== WORK TASK ==
Scan the entries below. List each line with "患者血管保护作用的机制探索".

#####

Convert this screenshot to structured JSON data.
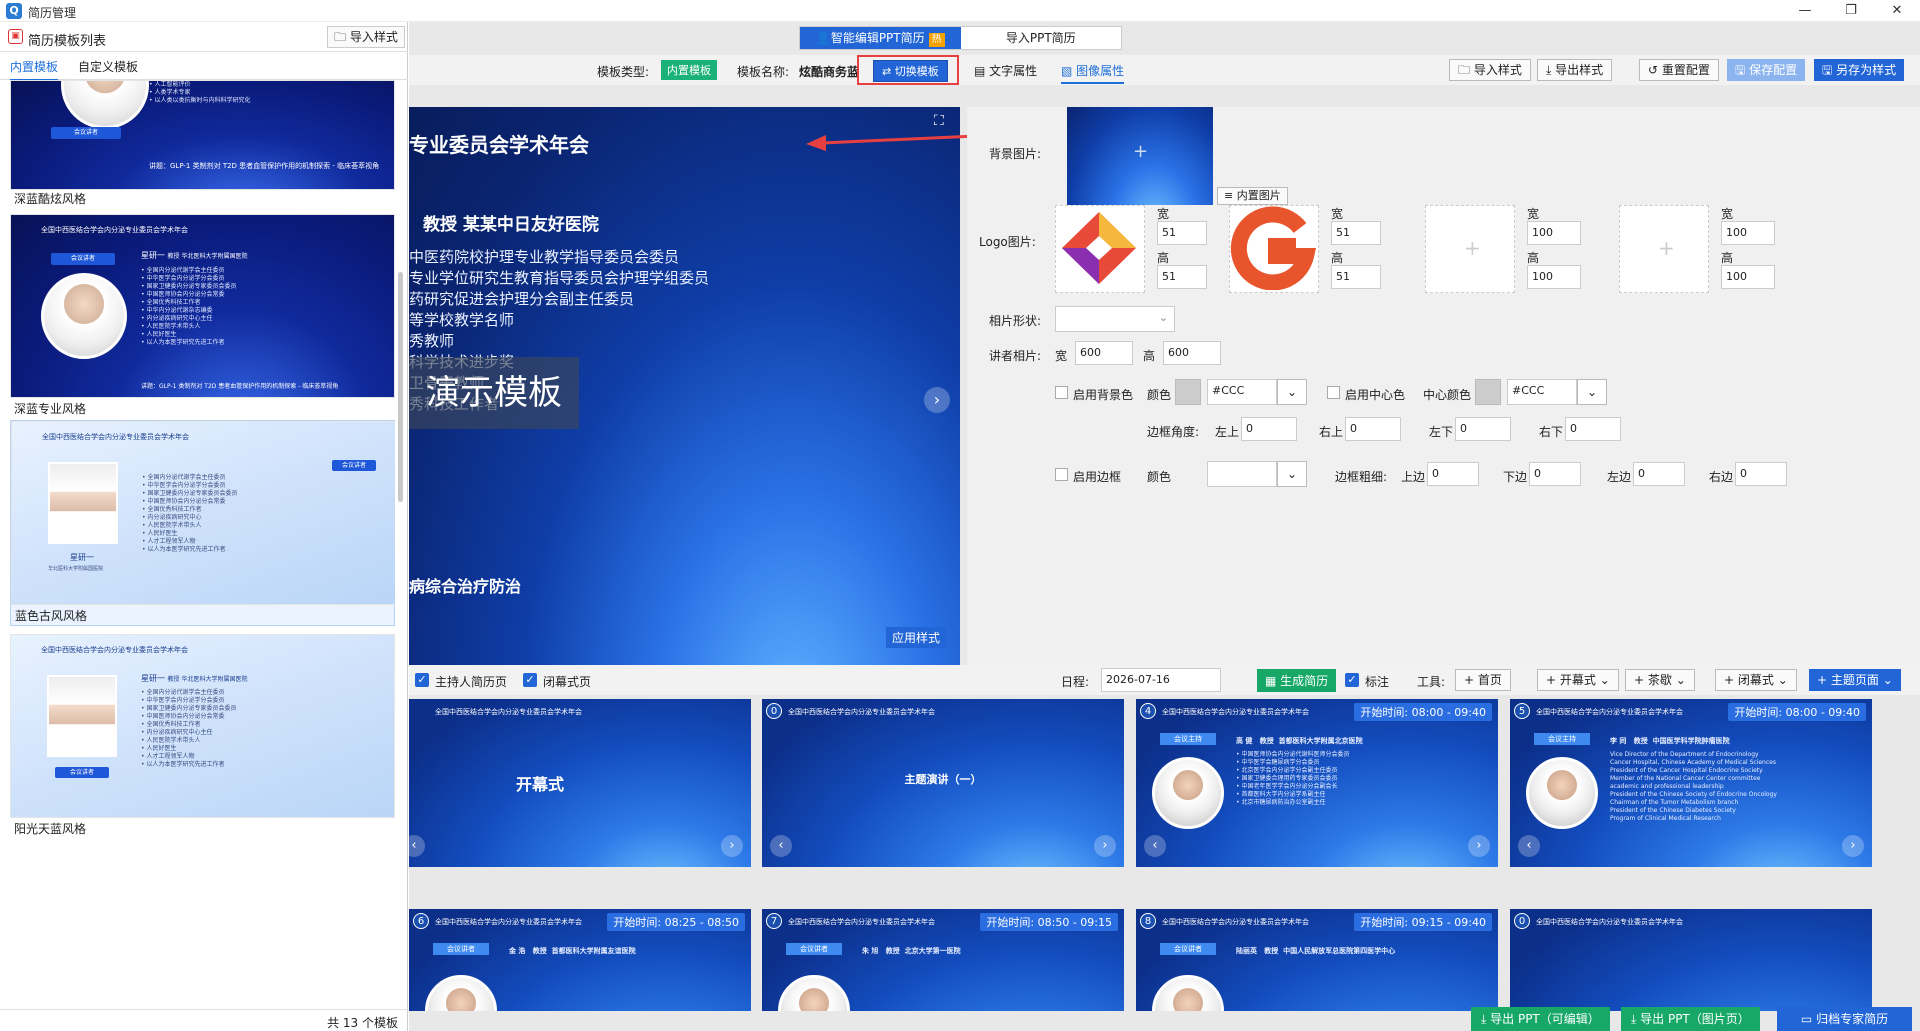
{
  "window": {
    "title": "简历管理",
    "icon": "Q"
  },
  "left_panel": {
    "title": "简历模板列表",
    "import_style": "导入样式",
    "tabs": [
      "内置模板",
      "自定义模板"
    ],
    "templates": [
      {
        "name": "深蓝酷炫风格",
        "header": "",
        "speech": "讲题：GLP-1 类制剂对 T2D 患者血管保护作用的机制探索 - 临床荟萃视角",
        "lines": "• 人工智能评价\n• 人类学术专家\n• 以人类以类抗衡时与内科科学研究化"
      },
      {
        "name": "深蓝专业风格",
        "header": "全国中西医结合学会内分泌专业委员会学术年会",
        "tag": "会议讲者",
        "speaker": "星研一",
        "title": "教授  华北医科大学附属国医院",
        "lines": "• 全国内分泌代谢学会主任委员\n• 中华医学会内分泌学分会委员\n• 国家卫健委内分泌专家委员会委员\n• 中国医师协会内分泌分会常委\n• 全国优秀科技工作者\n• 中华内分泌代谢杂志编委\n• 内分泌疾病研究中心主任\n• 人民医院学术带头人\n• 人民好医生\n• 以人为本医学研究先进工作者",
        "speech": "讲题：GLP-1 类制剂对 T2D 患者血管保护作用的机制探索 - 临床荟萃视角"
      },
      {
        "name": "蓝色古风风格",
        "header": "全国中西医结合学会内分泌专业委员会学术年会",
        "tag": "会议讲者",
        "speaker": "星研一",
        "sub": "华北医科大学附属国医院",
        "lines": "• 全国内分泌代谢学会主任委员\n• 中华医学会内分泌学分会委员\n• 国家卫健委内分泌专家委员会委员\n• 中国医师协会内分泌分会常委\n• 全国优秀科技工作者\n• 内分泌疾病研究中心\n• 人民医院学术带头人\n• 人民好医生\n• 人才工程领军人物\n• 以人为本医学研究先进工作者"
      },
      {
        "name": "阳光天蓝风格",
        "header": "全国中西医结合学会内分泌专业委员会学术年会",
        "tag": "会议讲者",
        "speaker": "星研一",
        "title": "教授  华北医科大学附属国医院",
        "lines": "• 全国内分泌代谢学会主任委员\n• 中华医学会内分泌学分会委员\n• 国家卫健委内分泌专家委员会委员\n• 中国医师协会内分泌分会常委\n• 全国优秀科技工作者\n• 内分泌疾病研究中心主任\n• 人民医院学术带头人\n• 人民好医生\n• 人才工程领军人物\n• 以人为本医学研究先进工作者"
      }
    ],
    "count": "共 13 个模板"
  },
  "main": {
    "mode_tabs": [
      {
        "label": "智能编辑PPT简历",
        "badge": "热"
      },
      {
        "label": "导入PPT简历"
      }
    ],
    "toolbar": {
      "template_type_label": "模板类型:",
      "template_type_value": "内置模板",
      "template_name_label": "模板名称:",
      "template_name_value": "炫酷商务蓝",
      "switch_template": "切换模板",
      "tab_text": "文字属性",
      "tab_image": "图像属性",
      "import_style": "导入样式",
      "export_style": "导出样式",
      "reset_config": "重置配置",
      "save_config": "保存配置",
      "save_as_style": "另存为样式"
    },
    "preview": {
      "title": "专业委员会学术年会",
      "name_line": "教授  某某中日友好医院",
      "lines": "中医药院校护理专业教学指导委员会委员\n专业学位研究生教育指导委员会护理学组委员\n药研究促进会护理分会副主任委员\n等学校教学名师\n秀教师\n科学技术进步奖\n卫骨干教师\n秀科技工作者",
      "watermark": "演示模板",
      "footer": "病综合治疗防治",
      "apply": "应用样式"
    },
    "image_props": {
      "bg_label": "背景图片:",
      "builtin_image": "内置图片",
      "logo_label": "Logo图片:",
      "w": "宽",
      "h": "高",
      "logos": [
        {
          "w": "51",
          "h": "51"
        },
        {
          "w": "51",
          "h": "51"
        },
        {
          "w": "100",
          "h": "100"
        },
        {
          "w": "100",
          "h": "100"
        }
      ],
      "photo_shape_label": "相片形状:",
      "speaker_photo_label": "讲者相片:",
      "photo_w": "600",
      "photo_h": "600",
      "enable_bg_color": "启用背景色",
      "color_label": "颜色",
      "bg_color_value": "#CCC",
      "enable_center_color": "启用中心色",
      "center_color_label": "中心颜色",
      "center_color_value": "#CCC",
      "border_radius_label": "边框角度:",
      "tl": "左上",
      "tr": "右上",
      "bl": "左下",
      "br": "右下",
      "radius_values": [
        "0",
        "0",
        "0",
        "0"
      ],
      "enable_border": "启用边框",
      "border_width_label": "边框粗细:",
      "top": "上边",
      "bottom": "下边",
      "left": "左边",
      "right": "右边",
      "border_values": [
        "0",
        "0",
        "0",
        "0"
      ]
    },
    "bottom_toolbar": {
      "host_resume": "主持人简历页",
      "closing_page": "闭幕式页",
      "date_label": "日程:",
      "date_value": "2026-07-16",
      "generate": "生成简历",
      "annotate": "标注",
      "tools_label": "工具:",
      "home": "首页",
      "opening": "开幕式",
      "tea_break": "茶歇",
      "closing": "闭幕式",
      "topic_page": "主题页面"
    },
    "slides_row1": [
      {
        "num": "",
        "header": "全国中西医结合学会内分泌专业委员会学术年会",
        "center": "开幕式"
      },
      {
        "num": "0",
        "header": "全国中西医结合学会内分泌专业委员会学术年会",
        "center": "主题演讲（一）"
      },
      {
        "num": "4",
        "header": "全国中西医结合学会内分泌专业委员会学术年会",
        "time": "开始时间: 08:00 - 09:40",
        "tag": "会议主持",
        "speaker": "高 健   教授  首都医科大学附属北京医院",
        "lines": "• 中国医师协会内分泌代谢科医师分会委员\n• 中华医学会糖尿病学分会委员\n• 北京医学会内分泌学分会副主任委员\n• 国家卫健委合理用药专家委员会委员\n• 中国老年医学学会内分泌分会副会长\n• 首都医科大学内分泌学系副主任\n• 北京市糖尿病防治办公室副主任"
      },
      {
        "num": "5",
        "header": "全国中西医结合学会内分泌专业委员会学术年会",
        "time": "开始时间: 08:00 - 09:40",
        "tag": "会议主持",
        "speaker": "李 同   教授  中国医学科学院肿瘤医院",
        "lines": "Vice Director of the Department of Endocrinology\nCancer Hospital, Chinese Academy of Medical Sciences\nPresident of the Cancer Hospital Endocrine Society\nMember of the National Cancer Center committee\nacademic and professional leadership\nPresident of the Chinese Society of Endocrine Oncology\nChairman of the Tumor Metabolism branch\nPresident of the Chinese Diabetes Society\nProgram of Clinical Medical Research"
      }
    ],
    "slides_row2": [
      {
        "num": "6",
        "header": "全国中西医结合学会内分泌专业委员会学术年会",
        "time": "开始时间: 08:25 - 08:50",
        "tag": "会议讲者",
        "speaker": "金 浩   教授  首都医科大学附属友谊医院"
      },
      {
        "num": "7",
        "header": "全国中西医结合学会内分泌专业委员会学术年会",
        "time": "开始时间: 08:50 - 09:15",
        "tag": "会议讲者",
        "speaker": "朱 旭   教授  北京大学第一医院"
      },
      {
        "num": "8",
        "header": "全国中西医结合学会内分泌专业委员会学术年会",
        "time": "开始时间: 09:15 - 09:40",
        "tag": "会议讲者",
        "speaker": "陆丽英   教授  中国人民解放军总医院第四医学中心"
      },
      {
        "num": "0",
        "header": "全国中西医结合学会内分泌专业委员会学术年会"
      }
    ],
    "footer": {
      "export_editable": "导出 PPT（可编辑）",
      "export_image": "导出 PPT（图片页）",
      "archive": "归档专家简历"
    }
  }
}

#####

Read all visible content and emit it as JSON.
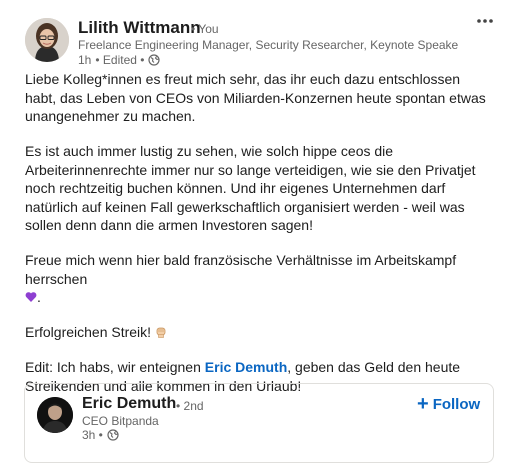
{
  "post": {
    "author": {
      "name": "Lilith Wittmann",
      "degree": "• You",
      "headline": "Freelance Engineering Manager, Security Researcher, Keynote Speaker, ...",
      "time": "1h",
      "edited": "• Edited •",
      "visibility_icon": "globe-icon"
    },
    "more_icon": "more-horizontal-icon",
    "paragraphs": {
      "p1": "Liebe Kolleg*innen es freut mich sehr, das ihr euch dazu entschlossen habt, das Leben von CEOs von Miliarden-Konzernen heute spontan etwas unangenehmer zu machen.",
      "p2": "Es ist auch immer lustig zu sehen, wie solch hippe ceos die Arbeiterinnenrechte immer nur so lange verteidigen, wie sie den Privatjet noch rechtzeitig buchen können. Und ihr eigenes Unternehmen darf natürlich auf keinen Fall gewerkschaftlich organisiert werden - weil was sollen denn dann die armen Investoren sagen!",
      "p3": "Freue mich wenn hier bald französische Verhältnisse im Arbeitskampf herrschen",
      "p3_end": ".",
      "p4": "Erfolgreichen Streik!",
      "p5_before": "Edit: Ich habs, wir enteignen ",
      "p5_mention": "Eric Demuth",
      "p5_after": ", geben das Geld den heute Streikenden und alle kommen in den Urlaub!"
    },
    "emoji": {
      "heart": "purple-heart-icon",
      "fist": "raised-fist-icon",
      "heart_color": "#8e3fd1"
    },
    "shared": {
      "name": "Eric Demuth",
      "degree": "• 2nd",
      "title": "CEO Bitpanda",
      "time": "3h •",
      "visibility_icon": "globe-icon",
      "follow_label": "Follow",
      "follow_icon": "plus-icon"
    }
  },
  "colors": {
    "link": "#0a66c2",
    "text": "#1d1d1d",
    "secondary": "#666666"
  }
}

#####

== RESPONSE BELOW ==
        "speech": "讲题：GLP-1 类制剂对 T2D 患者血管保护作用的机制探索 - 临床荟萃视角",
        "speech": "讲题：GLP-1 类制剂对 T2D 患者血管保护作用的机制探索 - 临床荟萃视角"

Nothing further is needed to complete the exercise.